= Supplied information =
# # # # #
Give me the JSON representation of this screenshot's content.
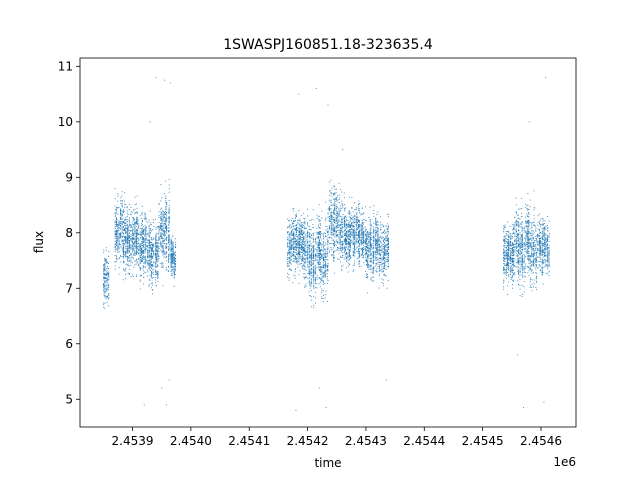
{
  "chart_data": {
    "type": "scatter",
    "title": "1SWASPJ160851.18-323635.4",
    "xlabel": "time",
    "ylabel": "flux",
    "x_offset_label": "1e6",
    "xlim": [
      2453810,
      2454660
    ],
    "ylim": [
      4.5,
      11.15
    ],
    "x_ticks": [
      2453900,
      2454000,
      2454100,
      2454200,
      2454300,
      2454400,
      2454500,
      2454600
    ],
    "x_tick_labels": [
      "2.4539",
      "2.4540",
      "2.4541",
      "2.4542",
      "2.4543",
      "2.4544",
      "2.4545",
      "2.4546"
    ],
    "y_ticks": [
      5,
      6,
      7,
      8,
      9,
      10,
      11
    ],
    "y_tick_labels": [
      "5",
      "6",
      "7",
      "8",
      "9",
      "10",
      "11"
    ],
    "grid": false,
    "legend": "none",
    "marker_color": "#1f77b4",
    "clusters": [
      {
        "x_start": 2453850,
        "x_end": 2453860,
        "y_center": 7.2,
        "y_spread": 0.4
      },
      {
        "x_start": 2453870,
        "x_end": 2453910,
        "y_center": 8.0,
        "y_spread": 0.5
      },
      {
        "x_start": 2453910,
        "x_end": 2453945,
        "y_center": 7.7,
        "y_spread": 0.5
      },
      {
        "x_start": 2453945,
        "x_end": 2453965,
        "y_center": 8.0,
        "y_spread": 0.55
      },
      {
        "x_start": 2453965,
        "x_end": 2453975,
        "y_center": 7.5,
        "y_spread": 0.3
      },
      {
        "x_start": 2454165,
        "x_end": 2454195,
        "y_center": 7.8,
        "y_spread": 0.45
      },
      {
        "x_start": 2454195,
        "x_end": 2454235,
        "y_center": 7.6,
        "y_spread": 0.55
      },
      {
        "x_start": 2454235,
        "x_end": 2454260,
        "y_center": 8.1,
        "y_spread": 0.6
      },
      {
        "x_start": 2454260,
        "x_end": 2454300,
        "y_center": 8.0,
        "y_spread": 0.45
      },
      {
        "x_start": 2454300,
        "x_end": 2454340,
        "y_center": 7.7,
        "y_spread": 0.45
      },
      {
        "x_start": 2454535,
        "x_end": 2454555,
        "y_center": 7.6,
        "y_spread": 0.45
      },
      {
        "x_start": 2454555,
        "x_end": 2454590,
        "y_center": 7.8,
        "y_spread": 0.55
      },
      {
        "x_start": 2454590,
        "x_end": 2454615,
        "y_center": 7.7,
        "y_spread": 0.45
      }
    ],
    "outliers": [
      {
        "x": 2453940,
        "y": 10.8
      },
      {
        "x": 2453955,
        "y": 10.75
      },
      {
        "x": 2453930,
        "y": 10.0
      },
      {
        "x": 2453965,
        "y": 10.7
      },
      {
        "x": 2453920,
        "y": 4.9
      },
      {
        "x": 2453958,
        "y": 4.9
      },
      {
        "x": 2453963,
        "y": 5.35
      },
      {
        "x": 2453950,
        "y": 5.2
      },
      {
        "x": 2454185,
        "y": 10.5
      },
      {
        "x": 2454215,
        "y": 10.6
      },
      {
        "x": 2454235,
        "y": 10.3
      },
      {
        "x": 2454260,
        "y": 9.5
      },
      {
        "x": 2454180,
        "y": 4.8
      },
      {
        "x": 2454232,
        "y": 4.85
      },
      {
        "x": 2454220,
        "y": 5.2
      },
      {
        "x": 2454335,
        "y": 5.35
      },
      {
        "x": 2454580,
        "y": 10.0
      },
      {
        "x": 2454608,
        "y": 10.8
      },
      {
        "x": 2454570,
        "y": 4.85
      },
      {
        "x": 2454605,
        "y": 4.95
      },
      {
        "x": 2454560,
        "y": 5.8
      }
    ]
  }
}
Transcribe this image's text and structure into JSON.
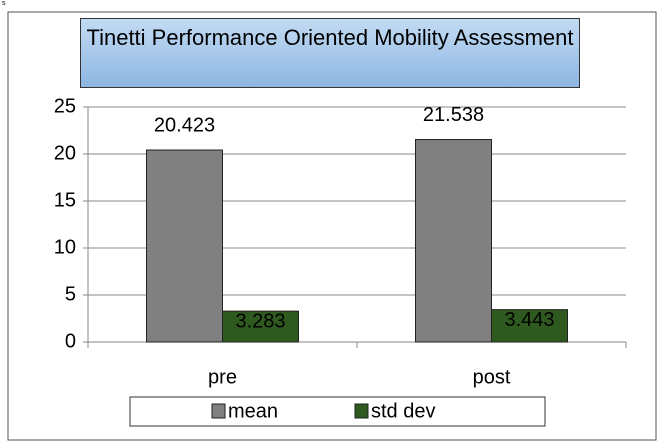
{
  "corner_text": "s",
  "chart_data": {
    "type": "bar",
    "title": "Tinetti Performance Oriented Mobility Assessment",
    "categories": [
      "pre",
      "post"
    ],
    "series": [
      {
        "name": "mean",
        "color": "#808080",
        "values": [
          20.423,
          21.538
        ]
      },
      {
        "name": "std dev",
        "color": "#2f5a1f",
        "values": [
          3.283,
          3.443
        ]
      }
    ],
    "ylim": [
      0,
      25
    ],
    "yticks": [
      0,
      5,
      10,
      15,
      20,
      25
    ],
    "grid": true,
    "legend": "bottom"
  }
}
# # # # #
= To be done =
Write out the listing word for word, omitting the pictures it holds.

= Output of the exercise =
Give me the JSON representation of this screenshot's content.
{
  "chart_data": {
    "type": "scatter",
    "title": "1SWASPJ160851.18-323635.4",
    "xlabel": "time",
    "ylabel": "flux",
    "x_offset_label": "1e6",
    "xlim": [
      2453810,
      2454660
    ],
    "ylim": [
      4.5,
      11.15
    ],
    "x_ticks": [
      2453900,
      2454000,
      2454100,
      2454200,
      2454300,
      2454400,
      2454500,
      2454600
    ],
    "x_tick_labels": [
      "2.4539",
      "2.4540",
      "2.4541",
      "2.4542",
      "2.4543",
      "2.4544",
      "2.4545",
      "2.4546"
    ],
    "y_ticks": [
      5,
      6,
      7,
      8,
      9,
      10,
      11
    ],
    "y_tick_labels": [
      "5",
      "6",
      "7",
      "8",
      "9",
      "10",
      "11"
    ],
    "grid": false,
    "legend": "none",
    "marker_color": "#1f77b4",
    "clusters": [
      {
        "x_start": 2453850,
        "x_end": 2453860,
        "y_center": 7.2,
        "y_spread": 0.4
      },
      {
        "x_start": 2453870,
        "x_end": 2453910,
        "y_center": 8.0,
        "y_spread": 0.5
      },
      {
        "x_start": 2453910,
        "x_end": 2453945,
        "y_center": 7.7,
        "y_spread": 0.5
      },
      {
        "x_start": 2453945,
        "x_end": 2453965,
        "y_center": 8.0,
        "y_spread": 0.55
      },
      {
        "x_start": 2453965,
        "x_end": 2453975,
        "y_center": 7.5,
        "y_spread": 0.3
      },
      {
        "x_start": 2454165,
        "x_end": 2454195,
        "y_center": 7.8,
        "y_spread": 0.45
      },
      {
        "x_start": 2454195,
        "x_end": 2454235,
        "y_center": 7.6,
        "y_spread": 0.55
      },
      {
        "x_start": 2454235,
        "x_end": 2454260,
        "y_center": 8.1,
        "y_spread": 0.6
      },
      {
        "x_start": 2454260,
        "x_end": 2454300,
        "y_center": 8.0,
        "y_spread": 0.45
      },
      {
        "x_start": 2454300,
        "x_end": 2454340,
        "y_center": 7.7,
        "y_spread": 0.45
      },
      {
        "x_start": 2454535,
        "x_end": 2454555,
        "y_center": 7.6,
        "y_spread": 0.45
      },
      {
        "x_start": 2454555,
        "x_end": 2454590,
        "y_center": 7.8,
        "y_spread": 0.55
      },
      {
        "x_start": 2454590,
        "x_end": 2454615,
        "y_center": 7.7,
        "y_spread": 0.45
      }
    ],
    "outliers": [
      {
        "x": 2453940,
        "y": 10.8
      },
      {
        "x": 2453955,
        "y": 10.75
      },
      {
        "x": 2453930,
        "y": 10.0
      },
      {
        "x": 2453965,
        "y": 10.7
      },
      {
        "x": 2453920,
        "y": 4.9
      },
      {
        "x": 2453958,
        "y": 4.9
      },
      {
        "x": 2453963,
        "y": 5.35
      },
      {
        "x": 2453950,
        "y": 5.2
      },
      {
        "x": 2454185,
        "y": 10.5
      },
      {
        "x": 2454215,
        "y": 10.6
      },
      {
        "x": 2454235,
        "y": 10.3
      },
      {
        "x": 2454260,
        "y": 9.5
      },
      {
        "x": 2454180,
        "y": 4.8
      },
      {
        "x": 2454232,
        "y": 4.85
      },
      {
        "x": 2454220,
        "y": 5.2
      },
      {
        "x": 2454335,
        "y": 5.35
      },
      {
        "x": 2454580,
        "y": 10.0
      },
      {
        "x": 2454608,
        "y": 10.8
      },
      {
        "x": 2454570,
        "y": 4.85
      },
      {
        "x": 2454605,
        "y": 4.95
      },
      {
        "x": 2454560,
        "y": 5.8
      }
    ]
  }
}
Transcribe this image's text and structure into JSON.
{
  "corner_text": "s",
  "chart_data": {
    "type": "bar",
    "title": "Tinetti Performance Oriented Mobility Assessment",
    "categories": [
      "pre",
      "post"
    ],
    "series": [
      {
        "name": "mean",
        "color": "#808080",
        "values": [
          20.423,
          21.538
        ]
      },
      {
        "name": "std dev",
        "color": "#2f5a1f",
        "values": [
          3.283,
          3.443
        ]
      }
    ],
    "ylim": [
      0,
      25
    ],
    "yticks": [
      0,
      5,
      10,
      15,
      20,
      25
    ],
    "grid": true,
    "legend": "bottom"
  }
}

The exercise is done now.